**DATA ROWS**
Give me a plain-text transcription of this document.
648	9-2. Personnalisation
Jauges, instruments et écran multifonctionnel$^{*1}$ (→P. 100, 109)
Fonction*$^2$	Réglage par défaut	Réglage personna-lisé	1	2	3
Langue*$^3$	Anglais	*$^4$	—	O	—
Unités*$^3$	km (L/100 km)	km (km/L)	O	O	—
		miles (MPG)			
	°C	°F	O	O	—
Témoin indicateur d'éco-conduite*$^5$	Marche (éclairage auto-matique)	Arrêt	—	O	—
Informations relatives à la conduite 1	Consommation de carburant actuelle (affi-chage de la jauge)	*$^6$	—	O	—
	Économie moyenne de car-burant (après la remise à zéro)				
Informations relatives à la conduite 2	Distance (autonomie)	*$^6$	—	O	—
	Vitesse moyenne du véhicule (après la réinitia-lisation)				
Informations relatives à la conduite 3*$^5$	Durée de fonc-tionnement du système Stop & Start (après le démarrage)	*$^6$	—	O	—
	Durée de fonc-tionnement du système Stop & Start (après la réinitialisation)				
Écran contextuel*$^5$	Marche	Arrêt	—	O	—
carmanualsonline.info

**TASK DIRECTIONS**
Copy out the material word for word and line for line.

**THE OUTPUT**
Give me a plain-text transcription of this document.
648	9-2. Personnalisation
Jauges, instruments et écran multifonctionnel$^{*1}$ (→P. 100, 109)
Fonction*$^2$	Réglage par défaut	Réglage personna-lisé	1	2	3
Langue*$^3$	Anglais	*$^4$	—	O	—
Unités*$^3$	km (L/100 km)	km (km/L)	O	O	—
		miles (MPG)			
	°C	°F	O	O	—
Témoin indicateur d'éco-conduite*$^5$	Marche (éclairage auto-matique)	Arrêt	—	O	—
Informations relatives à la conduite 1	Consommation de carburant actuelle (affi-chage de la jauge)	*$^6$	—	O	—
	Économie moyenne de car-burant (après la remise à zéro)				
Informations relatives à la conduite 2	Distance (autonomie)	*$^6$	—	O	—
	Vitesse moyenne du véhicule (après la réinitia-lisation)				
Informations relatives à la conduite 3*$^5$	Durée de fonc-tionnement du système Stop & Start (après le démarrage)	*$^6$	—	O	—
	Durée de fonc-tionnement du système Stop & Start (après la réinitialisation)				
Écran contextuel*$^5$	Marche	Arrêt	—	O	—
carmanualsonline.info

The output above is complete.